Pittsburgh Athletic Club
Pittsburg Athletic Club
Note: Pittsburgh was officialy spelled without the "H" from 1891-1911
Founded 1891
Folded 1898
Based in Pittsburg, Pennsylvania, United States
League Western Pennsylvania Circuit
Team History Pittsburg Athletic Club (1892-1898)
East End Gymnasium Club (1891)
Team Colors Red, White          
General managers George Barbour
Owner(s) Pittsburg Athletic Club
Undefeated seasons 1 (1891)

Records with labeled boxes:

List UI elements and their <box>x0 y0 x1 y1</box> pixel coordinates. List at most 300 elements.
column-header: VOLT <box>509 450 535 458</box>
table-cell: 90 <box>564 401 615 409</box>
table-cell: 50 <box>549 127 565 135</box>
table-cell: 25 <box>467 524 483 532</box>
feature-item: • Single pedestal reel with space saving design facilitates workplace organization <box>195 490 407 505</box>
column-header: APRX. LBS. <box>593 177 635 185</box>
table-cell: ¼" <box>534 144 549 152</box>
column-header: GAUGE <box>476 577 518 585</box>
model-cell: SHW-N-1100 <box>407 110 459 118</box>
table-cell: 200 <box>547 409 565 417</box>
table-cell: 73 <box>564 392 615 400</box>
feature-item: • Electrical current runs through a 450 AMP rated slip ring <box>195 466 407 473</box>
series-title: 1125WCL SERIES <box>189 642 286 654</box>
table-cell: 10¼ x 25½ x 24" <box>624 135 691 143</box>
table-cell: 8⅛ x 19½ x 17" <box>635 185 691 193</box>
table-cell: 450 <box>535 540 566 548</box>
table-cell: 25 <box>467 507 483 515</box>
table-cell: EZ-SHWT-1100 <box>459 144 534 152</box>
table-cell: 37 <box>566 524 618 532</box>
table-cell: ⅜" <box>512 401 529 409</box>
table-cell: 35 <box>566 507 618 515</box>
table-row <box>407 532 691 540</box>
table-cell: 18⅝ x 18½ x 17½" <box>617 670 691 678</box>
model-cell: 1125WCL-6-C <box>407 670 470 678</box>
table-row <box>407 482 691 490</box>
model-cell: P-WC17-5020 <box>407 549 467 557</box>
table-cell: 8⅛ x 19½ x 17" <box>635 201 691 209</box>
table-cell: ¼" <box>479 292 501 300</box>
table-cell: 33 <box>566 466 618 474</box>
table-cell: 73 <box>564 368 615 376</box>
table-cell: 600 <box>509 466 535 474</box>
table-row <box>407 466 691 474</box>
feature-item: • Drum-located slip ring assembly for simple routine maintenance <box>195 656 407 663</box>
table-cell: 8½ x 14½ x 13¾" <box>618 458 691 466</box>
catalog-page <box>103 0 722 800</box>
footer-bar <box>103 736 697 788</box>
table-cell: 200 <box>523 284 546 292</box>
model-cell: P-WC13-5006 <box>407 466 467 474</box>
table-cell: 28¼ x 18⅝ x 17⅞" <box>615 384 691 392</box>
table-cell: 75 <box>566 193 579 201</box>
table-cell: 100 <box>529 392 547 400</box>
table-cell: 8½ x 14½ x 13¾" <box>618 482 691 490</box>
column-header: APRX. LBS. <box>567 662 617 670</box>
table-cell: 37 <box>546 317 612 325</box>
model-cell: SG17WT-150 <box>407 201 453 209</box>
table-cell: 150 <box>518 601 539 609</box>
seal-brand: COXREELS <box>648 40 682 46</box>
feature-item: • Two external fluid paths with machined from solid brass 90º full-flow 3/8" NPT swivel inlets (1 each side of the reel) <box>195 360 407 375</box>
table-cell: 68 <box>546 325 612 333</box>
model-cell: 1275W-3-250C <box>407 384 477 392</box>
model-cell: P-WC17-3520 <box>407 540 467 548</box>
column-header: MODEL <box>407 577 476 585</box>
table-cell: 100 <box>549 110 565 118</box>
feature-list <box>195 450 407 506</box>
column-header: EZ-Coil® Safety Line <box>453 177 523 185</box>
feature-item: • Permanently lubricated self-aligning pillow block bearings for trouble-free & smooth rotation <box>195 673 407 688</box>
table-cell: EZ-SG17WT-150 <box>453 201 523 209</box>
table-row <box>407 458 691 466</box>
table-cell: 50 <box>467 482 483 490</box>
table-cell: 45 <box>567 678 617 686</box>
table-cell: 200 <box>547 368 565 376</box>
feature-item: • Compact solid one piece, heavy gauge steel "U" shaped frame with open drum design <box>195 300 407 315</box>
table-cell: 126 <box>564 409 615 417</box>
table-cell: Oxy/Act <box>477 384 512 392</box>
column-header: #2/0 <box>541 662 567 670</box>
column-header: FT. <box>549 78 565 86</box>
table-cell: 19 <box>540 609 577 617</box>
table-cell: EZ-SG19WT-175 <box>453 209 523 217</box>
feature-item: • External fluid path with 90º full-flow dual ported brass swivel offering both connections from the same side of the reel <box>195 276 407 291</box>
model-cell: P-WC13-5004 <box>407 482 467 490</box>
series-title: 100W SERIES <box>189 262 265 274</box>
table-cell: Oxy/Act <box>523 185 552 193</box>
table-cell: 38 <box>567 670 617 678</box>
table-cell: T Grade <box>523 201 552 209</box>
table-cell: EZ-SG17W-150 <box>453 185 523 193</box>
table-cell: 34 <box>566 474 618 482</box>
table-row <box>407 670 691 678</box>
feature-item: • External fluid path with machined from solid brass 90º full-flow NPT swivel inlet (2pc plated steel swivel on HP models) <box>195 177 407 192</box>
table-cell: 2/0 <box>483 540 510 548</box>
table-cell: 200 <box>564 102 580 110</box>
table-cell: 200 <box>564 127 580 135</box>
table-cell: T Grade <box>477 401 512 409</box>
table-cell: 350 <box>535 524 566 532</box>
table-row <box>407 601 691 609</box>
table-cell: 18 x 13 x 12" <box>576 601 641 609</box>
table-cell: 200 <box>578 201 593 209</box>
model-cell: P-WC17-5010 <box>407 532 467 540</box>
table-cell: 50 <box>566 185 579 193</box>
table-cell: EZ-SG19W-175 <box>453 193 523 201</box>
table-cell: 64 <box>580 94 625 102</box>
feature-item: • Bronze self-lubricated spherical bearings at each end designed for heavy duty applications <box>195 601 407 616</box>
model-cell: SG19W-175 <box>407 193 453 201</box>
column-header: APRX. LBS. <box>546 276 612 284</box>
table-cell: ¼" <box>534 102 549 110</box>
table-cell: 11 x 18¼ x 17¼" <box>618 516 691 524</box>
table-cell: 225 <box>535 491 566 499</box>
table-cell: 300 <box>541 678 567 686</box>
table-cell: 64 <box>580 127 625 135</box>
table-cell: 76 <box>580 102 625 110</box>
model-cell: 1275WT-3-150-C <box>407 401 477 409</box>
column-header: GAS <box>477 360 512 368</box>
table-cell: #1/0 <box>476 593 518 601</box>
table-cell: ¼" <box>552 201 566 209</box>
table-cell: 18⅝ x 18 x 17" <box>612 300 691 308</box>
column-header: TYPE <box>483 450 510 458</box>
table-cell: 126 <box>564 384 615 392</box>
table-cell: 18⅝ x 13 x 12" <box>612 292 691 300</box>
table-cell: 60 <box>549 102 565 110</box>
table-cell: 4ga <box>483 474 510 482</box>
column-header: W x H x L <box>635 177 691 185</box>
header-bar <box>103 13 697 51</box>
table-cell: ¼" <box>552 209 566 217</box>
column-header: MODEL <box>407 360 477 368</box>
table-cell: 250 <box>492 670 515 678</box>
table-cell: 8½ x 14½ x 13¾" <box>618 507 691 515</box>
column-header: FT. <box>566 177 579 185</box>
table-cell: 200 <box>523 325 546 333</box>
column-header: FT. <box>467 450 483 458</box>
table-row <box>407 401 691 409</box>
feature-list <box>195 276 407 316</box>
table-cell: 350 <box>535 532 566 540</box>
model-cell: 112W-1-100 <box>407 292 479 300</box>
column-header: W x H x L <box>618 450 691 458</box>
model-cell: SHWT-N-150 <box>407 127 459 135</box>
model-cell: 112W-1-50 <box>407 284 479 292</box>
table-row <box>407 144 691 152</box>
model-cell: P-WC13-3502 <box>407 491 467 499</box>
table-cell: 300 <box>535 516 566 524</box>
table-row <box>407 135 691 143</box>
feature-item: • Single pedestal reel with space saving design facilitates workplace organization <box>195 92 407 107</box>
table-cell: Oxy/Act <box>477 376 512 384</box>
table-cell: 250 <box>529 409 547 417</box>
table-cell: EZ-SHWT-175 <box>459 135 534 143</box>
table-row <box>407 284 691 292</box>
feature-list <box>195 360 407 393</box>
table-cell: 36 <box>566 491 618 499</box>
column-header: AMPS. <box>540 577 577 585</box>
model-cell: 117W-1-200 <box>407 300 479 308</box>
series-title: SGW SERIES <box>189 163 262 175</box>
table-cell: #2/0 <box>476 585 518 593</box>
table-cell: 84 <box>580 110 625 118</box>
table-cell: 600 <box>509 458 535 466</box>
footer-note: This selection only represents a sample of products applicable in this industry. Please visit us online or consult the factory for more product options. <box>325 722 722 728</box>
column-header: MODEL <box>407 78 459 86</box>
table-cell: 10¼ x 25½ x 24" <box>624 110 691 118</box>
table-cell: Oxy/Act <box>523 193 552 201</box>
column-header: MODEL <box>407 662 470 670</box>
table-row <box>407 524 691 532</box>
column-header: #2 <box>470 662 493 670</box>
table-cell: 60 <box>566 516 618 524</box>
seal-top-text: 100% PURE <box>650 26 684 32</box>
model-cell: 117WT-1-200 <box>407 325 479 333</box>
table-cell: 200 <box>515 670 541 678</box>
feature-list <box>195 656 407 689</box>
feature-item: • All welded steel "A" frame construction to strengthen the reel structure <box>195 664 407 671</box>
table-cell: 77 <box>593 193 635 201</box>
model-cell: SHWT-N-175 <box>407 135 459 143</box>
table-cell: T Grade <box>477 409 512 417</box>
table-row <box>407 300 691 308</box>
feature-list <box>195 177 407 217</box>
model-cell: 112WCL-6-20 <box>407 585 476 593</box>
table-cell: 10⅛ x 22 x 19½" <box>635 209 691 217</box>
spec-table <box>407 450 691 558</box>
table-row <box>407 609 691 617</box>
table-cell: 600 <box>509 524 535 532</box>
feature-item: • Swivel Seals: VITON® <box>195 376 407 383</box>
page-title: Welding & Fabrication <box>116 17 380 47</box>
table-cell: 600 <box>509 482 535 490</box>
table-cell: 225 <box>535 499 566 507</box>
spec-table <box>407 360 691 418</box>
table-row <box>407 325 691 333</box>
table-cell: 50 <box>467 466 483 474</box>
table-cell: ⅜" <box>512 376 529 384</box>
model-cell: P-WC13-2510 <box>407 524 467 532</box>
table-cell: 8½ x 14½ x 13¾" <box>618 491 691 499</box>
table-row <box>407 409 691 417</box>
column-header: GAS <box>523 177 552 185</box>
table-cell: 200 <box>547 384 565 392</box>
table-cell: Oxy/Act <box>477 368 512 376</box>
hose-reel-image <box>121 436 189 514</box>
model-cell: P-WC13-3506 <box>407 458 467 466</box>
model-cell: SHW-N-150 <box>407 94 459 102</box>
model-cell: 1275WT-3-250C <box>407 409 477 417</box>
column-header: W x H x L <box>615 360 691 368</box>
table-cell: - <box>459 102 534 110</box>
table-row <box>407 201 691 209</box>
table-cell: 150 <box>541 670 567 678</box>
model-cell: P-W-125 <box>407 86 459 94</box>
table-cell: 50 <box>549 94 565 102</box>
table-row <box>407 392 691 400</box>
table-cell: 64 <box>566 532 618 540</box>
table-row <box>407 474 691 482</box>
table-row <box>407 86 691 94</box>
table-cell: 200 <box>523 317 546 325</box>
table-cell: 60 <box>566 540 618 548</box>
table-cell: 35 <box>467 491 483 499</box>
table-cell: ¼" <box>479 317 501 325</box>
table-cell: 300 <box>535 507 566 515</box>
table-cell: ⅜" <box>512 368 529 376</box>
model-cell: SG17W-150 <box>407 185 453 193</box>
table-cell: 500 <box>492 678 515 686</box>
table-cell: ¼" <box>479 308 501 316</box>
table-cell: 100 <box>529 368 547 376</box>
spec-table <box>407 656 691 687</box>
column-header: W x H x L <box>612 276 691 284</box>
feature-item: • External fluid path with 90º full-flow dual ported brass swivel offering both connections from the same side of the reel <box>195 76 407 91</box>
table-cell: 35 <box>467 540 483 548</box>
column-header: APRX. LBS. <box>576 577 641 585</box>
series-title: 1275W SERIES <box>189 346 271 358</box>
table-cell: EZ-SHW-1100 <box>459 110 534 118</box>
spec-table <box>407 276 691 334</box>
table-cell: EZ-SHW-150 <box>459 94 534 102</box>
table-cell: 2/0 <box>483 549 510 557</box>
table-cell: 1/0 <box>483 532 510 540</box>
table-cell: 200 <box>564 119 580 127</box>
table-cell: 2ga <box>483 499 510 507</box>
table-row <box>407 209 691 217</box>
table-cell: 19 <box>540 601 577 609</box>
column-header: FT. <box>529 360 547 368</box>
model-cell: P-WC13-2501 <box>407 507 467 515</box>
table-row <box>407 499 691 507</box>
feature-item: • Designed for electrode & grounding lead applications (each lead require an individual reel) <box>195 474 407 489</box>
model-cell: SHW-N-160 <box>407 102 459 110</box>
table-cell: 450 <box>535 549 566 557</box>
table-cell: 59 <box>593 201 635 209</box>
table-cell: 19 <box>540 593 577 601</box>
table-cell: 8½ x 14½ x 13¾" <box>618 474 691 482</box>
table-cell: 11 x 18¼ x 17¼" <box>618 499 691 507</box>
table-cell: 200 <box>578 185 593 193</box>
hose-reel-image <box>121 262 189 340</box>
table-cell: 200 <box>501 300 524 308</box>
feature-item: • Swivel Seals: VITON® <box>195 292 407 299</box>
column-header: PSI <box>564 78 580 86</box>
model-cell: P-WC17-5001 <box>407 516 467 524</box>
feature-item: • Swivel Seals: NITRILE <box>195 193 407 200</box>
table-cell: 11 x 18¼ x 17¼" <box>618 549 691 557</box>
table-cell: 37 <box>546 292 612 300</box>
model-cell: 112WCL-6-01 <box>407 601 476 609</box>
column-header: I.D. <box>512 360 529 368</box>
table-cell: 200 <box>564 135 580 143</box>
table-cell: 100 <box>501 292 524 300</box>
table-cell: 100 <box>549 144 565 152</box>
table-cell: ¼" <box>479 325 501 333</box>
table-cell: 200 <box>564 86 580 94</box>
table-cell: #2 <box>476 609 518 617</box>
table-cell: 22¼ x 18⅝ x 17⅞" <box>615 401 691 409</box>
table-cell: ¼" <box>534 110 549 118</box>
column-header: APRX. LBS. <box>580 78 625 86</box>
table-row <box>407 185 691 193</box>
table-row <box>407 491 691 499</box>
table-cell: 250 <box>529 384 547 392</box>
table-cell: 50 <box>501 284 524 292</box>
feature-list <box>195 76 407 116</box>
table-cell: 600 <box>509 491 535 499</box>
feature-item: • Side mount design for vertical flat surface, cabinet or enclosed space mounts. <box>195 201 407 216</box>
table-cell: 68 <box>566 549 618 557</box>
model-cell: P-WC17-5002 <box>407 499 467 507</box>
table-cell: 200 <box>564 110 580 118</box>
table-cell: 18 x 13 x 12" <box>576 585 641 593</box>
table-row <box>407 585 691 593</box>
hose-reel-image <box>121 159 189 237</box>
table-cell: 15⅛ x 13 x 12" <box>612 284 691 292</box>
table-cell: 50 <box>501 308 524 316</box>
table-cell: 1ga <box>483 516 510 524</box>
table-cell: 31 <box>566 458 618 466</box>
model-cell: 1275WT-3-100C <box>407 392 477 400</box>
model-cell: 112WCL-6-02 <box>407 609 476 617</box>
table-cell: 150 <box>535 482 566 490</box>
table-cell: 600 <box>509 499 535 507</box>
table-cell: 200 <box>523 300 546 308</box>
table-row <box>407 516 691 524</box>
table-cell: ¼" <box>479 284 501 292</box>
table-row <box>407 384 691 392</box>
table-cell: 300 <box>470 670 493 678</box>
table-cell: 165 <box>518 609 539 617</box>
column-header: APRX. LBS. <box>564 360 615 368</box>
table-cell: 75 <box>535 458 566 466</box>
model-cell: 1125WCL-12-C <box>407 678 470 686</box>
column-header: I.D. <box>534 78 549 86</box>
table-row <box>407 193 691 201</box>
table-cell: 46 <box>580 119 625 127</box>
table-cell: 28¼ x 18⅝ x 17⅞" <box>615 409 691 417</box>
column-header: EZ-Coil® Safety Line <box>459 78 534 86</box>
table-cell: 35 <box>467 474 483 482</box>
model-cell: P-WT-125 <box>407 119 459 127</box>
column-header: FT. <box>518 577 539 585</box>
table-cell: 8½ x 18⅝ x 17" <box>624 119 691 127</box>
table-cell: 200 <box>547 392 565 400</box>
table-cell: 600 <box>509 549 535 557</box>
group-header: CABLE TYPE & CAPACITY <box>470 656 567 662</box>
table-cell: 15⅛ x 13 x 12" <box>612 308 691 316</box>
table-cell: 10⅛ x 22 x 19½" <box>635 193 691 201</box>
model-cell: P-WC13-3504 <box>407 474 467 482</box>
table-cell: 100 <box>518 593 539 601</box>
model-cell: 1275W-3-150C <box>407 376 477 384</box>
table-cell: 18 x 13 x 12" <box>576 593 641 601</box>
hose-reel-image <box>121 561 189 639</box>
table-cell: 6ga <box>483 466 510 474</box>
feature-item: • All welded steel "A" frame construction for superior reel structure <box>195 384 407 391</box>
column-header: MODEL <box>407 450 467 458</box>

> EXERCISE INSTRUCTIONS: Reproduce the club entry verbatim, from "East End Gymnasium" up to and including "seasons 1 (1891)". These rows come from a separate source.

> RESULT:
East End Gymnasium Club (1891)
Team Colors Red, White          
General managers George Barbour
Owner(s) Pittsburg Athletic Club
Undefeated seasons 1 (1891)